(DATA):

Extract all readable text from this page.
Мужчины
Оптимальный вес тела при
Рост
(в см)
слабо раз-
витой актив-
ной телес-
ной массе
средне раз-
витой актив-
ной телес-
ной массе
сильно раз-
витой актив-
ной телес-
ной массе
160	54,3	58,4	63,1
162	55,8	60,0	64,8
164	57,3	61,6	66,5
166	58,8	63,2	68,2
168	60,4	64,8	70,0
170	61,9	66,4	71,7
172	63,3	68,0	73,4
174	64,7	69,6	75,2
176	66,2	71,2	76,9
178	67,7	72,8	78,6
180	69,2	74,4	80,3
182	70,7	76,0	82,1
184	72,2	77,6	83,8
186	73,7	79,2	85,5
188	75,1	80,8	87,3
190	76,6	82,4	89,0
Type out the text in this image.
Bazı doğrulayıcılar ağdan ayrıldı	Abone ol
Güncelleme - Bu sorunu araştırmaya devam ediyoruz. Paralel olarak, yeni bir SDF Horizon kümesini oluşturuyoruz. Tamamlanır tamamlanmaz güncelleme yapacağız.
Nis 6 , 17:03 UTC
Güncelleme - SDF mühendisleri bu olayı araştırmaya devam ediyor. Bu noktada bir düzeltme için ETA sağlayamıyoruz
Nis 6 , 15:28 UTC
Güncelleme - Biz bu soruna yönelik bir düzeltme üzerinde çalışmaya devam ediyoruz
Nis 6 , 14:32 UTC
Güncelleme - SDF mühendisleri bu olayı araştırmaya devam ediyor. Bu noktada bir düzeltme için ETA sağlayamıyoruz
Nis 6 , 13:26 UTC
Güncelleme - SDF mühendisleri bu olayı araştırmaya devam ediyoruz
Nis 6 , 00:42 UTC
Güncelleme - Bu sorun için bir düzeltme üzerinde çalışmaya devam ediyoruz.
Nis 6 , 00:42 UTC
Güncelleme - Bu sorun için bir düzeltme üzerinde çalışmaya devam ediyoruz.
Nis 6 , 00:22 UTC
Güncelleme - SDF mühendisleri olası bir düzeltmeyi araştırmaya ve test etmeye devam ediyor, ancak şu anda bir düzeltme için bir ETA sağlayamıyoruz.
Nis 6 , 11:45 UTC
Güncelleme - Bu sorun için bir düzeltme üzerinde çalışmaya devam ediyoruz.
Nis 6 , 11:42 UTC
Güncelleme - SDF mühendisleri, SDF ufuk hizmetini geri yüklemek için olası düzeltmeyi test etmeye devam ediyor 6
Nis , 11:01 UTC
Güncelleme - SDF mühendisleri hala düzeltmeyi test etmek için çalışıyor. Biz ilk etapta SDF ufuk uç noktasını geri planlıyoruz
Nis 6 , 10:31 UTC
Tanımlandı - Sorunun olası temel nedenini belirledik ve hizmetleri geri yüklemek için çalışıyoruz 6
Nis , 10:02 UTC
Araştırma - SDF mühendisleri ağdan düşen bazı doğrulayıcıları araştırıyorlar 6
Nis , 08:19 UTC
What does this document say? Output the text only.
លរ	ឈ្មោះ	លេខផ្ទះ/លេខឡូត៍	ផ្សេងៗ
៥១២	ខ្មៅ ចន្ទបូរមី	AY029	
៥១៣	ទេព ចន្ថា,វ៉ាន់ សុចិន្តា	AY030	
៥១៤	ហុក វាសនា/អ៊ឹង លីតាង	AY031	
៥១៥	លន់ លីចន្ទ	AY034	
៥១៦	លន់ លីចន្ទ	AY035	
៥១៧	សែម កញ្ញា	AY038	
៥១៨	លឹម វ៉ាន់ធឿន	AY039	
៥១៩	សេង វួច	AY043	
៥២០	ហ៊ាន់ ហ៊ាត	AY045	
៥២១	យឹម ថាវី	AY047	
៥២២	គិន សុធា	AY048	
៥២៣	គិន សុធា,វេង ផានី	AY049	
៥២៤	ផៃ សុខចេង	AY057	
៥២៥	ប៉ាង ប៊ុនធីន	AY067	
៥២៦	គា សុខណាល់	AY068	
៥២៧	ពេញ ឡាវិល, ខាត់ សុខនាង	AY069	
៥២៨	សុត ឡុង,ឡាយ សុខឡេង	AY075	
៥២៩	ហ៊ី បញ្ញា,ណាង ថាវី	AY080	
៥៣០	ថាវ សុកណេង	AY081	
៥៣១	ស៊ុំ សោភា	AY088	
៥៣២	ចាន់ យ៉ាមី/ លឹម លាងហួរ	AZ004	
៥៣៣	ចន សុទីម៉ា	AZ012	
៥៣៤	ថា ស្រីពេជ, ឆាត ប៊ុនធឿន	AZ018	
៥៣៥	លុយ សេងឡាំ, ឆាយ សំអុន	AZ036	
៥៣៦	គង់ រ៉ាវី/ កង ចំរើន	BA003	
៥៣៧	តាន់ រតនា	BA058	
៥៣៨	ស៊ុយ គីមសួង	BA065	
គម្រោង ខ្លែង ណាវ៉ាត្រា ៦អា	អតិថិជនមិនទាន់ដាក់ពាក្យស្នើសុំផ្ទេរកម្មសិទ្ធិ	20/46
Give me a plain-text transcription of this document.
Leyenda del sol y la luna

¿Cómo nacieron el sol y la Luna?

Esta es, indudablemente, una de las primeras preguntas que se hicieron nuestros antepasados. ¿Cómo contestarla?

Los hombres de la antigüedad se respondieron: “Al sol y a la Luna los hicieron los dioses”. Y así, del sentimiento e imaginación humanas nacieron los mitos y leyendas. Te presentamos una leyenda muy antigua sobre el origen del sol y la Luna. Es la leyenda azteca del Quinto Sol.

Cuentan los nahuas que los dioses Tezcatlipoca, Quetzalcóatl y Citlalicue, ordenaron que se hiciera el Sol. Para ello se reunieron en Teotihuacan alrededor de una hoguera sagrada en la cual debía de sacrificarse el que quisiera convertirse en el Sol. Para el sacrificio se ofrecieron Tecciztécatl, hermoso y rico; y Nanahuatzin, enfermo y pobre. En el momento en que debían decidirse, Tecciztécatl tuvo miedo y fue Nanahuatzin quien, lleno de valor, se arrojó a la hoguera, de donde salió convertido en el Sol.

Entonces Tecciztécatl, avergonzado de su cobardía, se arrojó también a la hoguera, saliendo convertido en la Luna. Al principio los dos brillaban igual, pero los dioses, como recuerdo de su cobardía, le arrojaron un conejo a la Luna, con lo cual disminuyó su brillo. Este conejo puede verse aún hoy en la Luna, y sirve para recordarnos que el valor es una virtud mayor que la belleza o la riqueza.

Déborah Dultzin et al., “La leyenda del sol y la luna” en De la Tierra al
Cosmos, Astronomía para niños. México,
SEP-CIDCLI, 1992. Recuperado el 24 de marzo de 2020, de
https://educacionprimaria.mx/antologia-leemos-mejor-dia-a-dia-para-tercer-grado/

(TASK STATEMENT):
Give the number of lines that hold the word "ağdan" in these records, with nothing added.

(REPLY):
2